[Data entries]
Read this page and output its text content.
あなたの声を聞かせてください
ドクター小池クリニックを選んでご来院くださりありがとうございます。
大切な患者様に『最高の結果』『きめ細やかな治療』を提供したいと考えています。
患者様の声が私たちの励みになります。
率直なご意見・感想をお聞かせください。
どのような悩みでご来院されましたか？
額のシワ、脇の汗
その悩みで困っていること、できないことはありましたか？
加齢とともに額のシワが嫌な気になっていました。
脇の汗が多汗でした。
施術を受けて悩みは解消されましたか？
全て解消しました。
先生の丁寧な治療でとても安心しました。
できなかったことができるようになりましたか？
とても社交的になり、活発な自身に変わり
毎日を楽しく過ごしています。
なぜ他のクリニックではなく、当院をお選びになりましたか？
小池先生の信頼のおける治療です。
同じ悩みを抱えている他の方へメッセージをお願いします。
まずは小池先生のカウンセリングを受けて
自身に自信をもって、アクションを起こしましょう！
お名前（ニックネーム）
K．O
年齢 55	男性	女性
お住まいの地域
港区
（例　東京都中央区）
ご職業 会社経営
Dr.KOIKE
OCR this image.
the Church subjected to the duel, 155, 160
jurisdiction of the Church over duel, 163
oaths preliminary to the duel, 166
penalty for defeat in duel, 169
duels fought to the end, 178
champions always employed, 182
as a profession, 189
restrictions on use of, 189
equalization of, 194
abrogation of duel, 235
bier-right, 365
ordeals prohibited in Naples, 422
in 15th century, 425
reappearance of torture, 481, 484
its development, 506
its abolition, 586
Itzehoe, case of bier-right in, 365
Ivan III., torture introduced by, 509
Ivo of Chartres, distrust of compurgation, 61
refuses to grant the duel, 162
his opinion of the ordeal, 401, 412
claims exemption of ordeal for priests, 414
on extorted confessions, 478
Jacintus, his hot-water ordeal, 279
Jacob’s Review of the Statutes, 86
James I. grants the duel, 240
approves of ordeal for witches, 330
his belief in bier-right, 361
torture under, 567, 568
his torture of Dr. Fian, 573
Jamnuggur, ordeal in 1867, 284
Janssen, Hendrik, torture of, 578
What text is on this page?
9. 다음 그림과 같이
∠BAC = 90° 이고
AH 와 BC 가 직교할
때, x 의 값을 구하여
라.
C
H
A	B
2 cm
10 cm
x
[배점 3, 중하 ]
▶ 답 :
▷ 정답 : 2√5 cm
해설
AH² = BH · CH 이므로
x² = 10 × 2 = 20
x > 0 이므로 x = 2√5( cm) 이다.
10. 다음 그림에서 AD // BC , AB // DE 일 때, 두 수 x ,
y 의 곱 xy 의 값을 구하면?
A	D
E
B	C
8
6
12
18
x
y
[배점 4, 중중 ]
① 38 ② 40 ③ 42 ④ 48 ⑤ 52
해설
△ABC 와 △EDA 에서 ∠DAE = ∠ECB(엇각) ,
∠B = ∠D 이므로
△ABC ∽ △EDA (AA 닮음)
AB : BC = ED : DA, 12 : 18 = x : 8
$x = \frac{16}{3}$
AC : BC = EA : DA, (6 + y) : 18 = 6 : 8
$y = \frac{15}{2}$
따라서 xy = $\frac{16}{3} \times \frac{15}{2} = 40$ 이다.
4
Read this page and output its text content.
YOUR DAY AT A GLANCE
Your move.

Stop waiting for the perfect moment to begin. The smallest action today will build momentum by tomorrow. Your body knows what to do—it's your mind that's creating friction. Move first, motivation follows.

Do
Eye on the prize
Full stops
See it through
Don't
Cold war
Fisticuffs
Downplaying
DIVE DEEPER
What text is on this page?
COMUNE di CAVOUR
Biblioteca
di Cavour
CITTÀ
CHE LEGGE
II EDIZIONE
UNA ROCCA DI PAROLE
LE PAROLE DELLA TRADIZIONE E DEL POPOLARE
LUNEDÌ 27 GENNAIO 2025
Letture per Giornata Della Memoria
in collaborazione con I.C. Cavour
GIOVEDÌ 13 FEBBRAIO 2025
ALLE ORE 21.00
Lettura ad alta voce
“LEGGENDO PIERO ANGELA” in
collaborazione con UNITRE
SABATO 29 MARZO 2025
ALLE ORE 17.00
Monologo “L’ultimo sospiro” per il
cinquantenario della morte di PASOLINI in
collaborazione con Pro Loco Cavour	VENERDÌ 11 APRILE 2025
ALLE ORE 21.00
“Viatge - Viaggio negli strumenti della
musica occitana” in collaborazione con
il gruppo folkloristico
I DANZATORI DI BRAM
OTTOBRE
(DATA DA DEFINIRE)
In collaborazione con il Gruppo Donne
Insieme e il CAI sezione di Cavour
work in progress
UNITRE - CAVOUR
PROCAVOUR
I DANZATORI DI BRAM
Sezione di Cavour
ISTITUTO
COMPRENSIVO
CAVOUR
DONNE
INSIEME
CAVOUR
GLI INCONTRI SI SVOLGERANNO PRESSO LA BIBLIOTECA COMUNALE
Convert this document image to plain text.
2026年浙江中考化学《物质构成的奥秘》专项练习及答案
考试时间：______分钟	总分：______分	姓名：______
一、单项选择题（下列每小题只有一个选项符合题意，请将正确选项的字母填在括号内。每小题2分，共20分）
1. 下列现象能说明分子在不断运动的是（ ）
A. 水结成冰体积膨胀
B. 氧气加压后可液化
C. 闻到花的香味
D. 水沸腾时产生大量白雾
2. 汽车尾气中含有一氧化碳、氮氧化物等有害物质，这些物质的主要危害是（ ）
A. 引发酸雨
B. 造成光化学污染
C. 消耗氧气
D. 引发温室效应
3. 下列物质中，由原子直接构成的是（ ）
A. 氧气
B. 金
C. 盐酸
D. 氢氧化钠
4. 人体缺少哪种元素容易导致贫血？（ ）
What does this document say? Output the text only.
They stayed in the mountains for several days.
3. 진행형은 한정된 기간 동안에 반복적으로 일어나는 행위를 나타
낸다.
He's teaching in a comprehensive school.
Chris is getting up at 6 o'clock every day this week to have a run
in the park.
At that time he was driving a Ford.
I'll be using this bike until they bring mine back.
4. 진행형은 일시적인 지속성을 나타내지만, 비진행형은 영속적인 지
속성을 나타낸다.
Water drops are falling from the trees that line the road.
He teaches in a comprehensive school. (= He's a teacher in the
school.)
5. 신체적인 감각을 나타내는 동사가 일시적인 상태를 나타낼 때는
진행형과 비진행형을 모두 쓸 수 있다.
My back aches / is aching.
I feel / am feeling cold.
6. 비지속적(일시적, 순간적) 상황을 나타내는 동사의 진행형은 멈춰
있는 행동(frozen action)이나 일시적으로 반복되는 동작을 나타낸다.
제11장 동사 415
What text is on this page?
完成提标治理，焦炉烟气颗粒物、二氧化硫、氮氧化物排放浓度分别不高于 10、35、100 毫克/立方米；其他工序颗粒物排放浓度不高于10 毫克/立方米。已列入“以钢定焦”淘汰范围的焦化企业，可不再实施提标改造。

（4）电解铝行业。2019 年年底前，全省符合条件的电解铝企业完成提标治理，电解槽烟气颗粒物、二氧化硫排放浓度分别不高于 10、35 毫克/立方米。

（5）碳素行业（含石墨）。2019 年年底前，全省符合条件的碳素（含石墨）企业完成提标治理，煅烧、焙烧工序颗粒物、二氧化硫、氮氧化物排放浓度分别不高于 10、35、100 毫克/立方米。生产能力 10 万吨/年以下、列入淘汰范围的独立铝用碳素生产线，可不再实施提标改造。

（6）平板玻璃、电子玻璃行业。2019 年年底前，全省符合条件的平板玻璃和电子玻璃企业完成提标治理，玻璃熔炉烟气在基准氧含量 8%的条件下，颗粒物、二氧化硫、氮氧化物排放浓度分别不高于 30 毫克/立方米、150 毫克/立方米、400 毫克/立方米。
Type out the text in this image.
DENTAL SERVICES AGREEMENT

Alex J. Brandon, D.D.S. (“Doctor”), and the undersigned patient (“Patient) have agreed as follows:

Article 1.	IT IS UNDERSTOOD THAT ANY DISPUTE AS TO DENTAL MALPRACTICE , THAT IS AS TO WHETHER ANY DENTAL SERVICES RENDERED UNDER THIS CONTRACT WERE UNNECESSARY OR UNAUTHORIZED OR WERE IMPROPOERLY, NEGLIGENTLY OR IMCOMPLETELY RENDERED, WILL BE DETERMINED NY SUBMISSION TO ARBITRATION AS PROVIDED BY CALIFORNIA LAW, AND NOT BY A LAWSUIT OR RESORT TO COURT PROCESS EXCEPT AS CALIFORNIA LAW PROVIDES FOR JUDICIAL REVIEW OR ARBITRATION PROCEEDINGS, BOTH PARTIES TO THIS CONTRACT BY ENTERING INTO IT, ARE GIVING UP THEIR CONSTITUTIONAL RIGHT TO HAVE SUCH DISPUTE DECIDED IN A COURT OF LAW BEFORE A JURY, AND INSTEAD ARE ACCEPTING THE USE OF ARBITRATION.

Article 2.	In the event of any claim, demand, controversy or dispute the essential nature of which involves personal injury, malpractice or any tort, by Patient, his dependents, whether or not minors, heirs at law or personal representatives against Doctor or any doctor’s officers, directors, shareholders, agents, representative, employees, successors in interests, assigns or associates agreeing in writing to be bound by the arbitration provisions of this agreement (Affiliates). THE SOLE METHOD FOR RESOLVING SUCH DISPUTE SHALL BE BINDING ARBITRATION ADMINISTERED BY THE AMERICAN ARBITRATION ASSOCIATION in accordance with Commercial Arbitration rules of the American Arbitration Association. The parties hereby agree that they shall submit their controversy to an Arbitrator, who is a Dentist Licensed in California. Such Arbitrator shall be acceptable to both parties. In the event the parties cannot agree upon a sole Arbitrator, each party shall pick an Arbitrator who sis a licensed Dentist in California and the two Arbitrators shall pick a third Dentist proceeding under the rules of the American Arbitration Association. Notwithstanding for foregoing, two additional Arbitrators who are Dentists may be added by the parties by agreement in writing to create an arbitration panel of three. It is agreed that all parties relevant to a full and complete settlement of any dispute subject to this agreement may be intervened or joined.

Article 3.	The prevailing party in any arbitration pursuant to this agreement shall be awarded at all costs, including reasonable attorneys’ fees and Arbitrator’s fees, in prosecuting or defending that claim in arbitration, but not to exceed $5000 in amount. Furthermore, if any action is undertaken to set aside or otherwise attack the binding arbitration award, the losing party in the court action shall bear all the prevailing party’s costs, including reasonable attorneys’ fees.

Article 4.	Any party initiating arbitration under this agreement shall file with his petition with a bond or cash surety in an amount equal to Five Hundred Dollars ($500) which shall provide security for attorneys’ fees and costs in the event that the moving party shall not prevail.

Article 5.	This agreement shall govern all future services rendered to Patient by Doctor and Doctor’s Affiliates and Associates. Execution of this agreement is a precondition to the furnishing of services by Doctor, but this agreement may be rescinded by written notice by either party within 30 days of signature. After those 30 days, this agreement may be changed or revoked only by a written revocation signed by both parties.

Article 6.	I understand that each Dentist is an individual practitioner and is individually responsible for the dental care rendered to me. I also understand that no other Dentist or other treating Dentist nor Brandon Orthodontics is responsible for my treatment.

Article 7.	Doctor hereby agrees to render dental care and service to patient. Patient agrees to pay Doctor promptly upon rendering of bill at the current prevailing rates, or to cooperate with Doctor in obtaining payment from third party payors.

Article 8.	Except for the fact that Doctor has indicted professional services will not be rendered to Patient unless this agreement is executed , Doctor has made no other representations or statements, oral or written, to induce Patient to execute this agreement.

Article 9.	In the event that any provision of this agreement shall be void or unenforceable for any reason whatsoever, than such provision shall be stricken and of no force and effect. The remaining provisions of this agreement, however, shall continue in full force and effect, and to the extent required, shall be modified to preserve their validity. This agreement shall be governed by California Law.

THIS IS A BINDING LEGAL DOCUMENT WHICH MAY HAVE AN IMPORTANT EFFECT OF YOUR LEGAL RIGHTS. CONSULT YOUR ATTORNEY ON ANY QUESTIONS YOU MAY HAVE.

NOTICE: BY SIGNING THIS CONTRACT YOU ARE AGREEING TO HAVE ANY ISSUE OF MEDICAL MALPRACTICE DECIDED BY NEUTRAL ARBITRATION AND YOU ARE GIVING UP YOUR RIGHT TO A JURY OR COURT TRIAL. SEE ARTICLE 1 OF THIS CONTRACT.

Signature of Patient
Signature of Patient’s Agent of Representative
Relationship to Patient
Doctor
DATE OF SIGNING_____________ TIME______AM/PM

**WORK TO BE COMPLETED:** Using the listing above, show every line that includes the string "back".

**WORKED SOLUTION:**
I'll be using this bike until they bring mine back.
My back aches / is aching.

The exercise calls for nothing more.